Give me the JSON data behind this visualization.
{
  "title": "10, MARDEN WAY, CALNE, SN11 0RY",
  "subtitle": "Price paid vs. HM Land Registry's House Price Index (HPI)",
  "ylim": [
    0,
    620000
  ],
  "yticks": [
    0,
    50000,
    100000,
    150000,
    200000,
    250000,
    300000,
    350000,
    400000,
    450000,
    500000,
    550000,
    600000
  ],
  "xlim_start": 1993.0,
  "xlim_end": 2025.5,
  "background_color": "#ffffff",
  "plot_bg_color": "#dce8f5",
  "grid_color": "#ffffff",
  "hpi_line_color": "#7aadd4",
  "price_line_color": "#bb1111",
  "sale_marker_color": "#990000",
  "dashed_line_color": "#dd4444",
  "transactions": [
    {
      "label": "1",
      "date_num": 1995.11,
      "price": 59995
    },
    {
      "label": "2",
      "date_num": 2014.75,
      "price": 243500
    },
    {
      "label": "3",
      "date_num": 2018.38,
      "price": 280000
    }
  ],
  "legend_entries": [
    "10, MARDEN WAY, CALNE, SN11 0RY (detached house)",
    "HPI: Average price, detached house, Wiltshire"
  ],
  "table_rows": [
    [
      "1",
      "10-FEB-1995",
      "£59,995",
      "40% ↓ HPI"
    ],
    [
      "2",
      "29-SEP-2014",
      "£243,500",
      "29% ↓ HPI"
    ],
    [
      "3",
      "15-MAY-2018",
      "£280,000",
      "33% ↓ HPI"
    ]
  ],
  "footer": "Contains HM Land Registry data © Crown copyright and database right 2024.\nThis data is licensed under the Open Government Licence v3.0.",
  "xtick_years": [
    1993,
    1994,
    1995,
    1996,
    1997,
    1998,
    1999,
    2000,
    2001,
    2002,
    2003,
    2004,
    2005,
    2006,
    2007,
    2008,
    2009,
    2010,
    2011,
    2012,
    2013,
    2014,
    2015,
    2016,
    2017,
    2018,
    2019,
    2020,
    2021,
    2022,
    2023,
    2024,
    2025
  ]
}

....................

Short task: Report only how many lines in the records contain the word "data".

Output for this exercise: 2